Give the entries as a JSON list of strings with one string per line, skipping blank lines. Omit the pictures from the list.

Element box annotations
## Begin
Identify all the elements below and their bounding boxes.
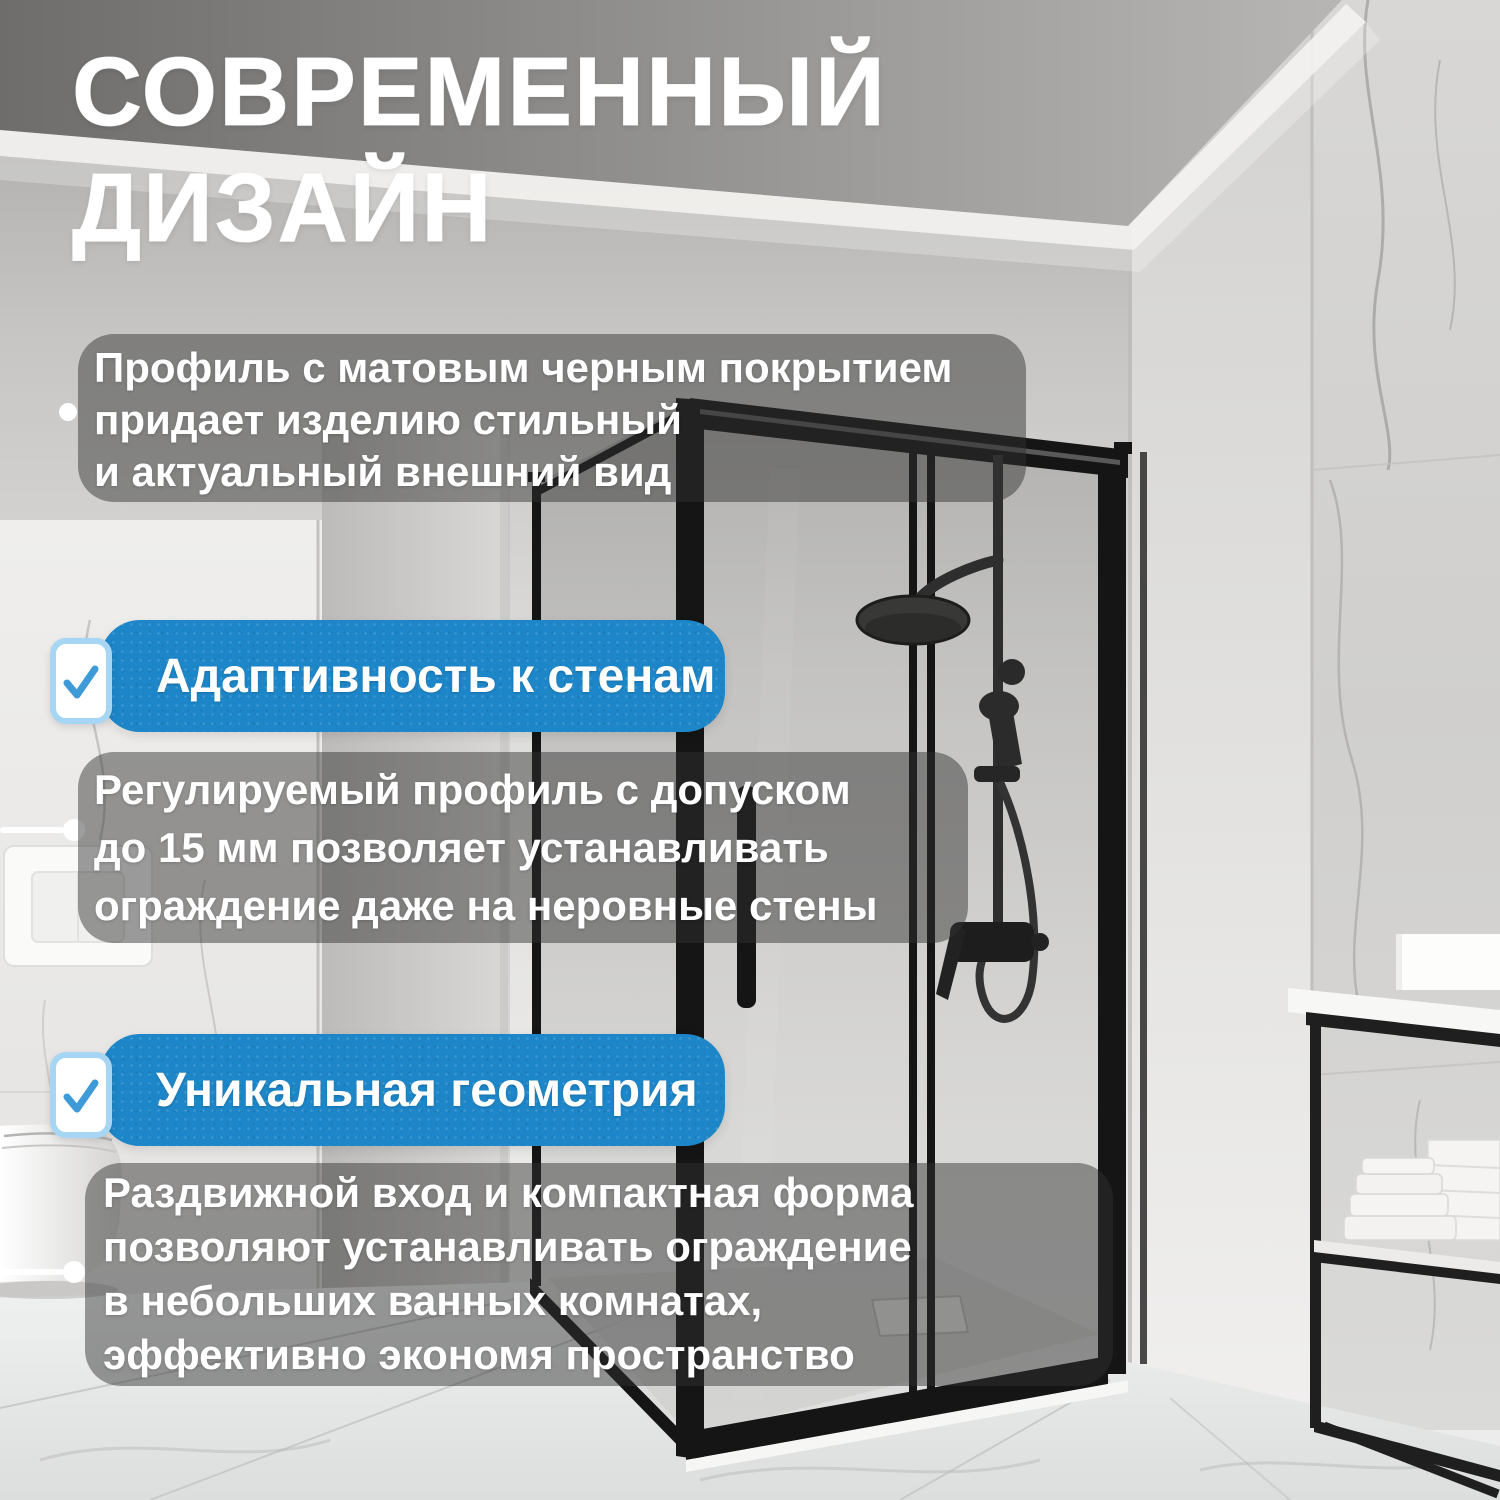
feature-geometry-panel: Раздвижной вход и компактная форма позво… (85, 1163, 1113, 1386)
feature-intro-line: придает изделию стильный (94, 394, 1026, 446)
feature-adaptivity-line: Регулируемый профиль с допуском (94, 761, 968, 819)
feature-adaptivity-line: ограждение даже на неровные стены (94, 877, 968, 935)
badge-geometry: Уникальная геометрия (100, 1034, 725, 1146)
feature-geometry-line: в небольших ванных комнатах, (103, 1274, 1113, 1328)
bullet-marker (59, 403, 77, 421)
connector-line (0, 1269, 64, 1275)
check-icon (61, 1073, 101, 1117)
product-infographic: СОВРЕМЕННЫЙ ДИЗАЙН Профиль с матовым чер… (0, 0, 1500, 1500)
feature-intro-panel: Профиль с матовым черным покрытием прида… (78, 334, 1026, 502)
slider-holder (974, 766, 1020, 782)
connector-dot (63, 1261, 85, 1283)
checkbox-geometry (50, 1052, 112, 1138)
connector-line (0, 827, 64, 833)
badge-adaptivity: Адаптивность к стенам (100, 620, 725, 732)
check-icon (61, 659, 101, 703)
badge-adaptivity-label: Адаптивность к стенам (156, 649, 716, 704)
title-line-1: СОВРЕМЕННЫЙ (72, 34, 887, 150)
feature-geometry-line: эффективно экономя пространство (103, 1328, 1113, 1382)
feature-intro-line: и актуальный внешний вид (94, 446, 1026, 498)
checkbox-adaptivity (50, 638, 112, 724)
feature-adaptivity-panel: Регулируемый профиль с допуском до 15 мм… (78, 752, 968, 943)
feature-intro-line: Профиль с матовым черным покрытием (94, 342, 1026, 394)
wall-profile (1140, 452, 1147, 1364)
badge-geometry-label: Уникальная геометрия (156, 1063, 698, 1118)
basin (1396, 934, 1500, 990)
title-line-2: ДИЗАЙН (72, 150, 887, 266)
feature-adaptivity-line: до 15 мм позволяет устанавливать (94, 819, 968, 877)
feature-geometry-line: Раздвижной вход и компактная форма (103, 1166, 1113, 1220)
wall-bracket (999, 659, 1025, 685)
page-title: СОВРЕМЕННЫЙ ДИЗАЙН (72, 34, 887, 266)
feature-geometry-line: позволяют устанавливать ограждение (103, 1220, 1113, 1274)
## End
(Expected answer)
[
  "Identify all the elements below and their bounding boxes.",
  "feature-geometry-panel: Раздвижной вход и компактная форма позво… (85, 1163, 1113, 1386)",
  "feature-intro-line: придает изделию стильный (94, 394, 1026, 446)",
  "feature-adaptivity-line: Регулируемый профиль с допуском (94, 761, 968, 819)",
  "feature-adaptivity-line: ограждение даже на неровные стены (94, 877, 968, 935)",
  "badge-geometry: Уникальная геометрия (100, 1034, 725, 1146)",
  "feature-geometry-line: в небольших ванных комнатах, (103, 1274, 1113, 1328)",
  "bullet-marker (59, 403, 77, 421)",
  "connector-line (0, 1269, 64, 1275)",
  "check-icon (61, 1073, 101, 1117)",
  "product-infographic: СОВРЕМЕННЫЙ ДИЗАЙН Профиль с матовым чер… (0, 0, 1500, 1500)",
  "feature-intro-panel: Профиль с матовым черным покрытием прида… (78, 334, 1026, 502)",
  "slider-holder (974, 766, 1020, 782)",
  "connector-dot (63, 1261, 85, 1283)",
  "checkbox-geometry (50, 1052, 112, 1138)",
  "connector-line (0, 827, 64, 833)",
  "badge-adaptivity: Адаптивность к стенам (100, 620, 725, 732)",
  "check-icon (61, 659, 101, 703)",
  "badge-adaptivity-label: Адаптивность к стенам (156, 649, 716, 704)",
  "title-line-1: СОВРЕМЕННЫЙ (72, 34, 887, 150)",
  "feature-geometry-line: эффективно экономя пространство (103, 1328, 1113, 1382)",
  "feature-intro-line: и актуальный внешний вид (94, 446, 1026, 498)",
  "checkbox-adaptivity (50, 638, 112, 724)",
  "feature-adaptivity-panel: Регулируемый профиль с допуском до 15 мм… (78, 752, 968, 943)",
  "feature-intro-line: Профиль с матовым черным покрытием (94, 342, 1026, 394)",
  "wall-profile (1140, 452, 1147, 1364)",
  "badge-geometry-label: Уникальная геометрия (156, 1063, 698, 1118)",
  "basin (1396, 934, 1500, 990)",
  "title-line-2: ДИЗАЙН (72, 150, 887, 266)",
  "feature-adaptivity-line: до 15 мм позволяет устанавливать (94, 819, 968, 877)",
  "feature-geometry-line: Раздвижной вход и компактная форма (103, 1166, 1113, 1220)",
  "wall-bracket (999, 659, 1025, 685)",
  "page-title: СОВРЕМЕННЫЙ ДИЗАЙН (72, 34, 887, 266)",
  "feature-geometry-line: позволяют устанавливать ограждение (103, 1220, 1113, 1274)"
]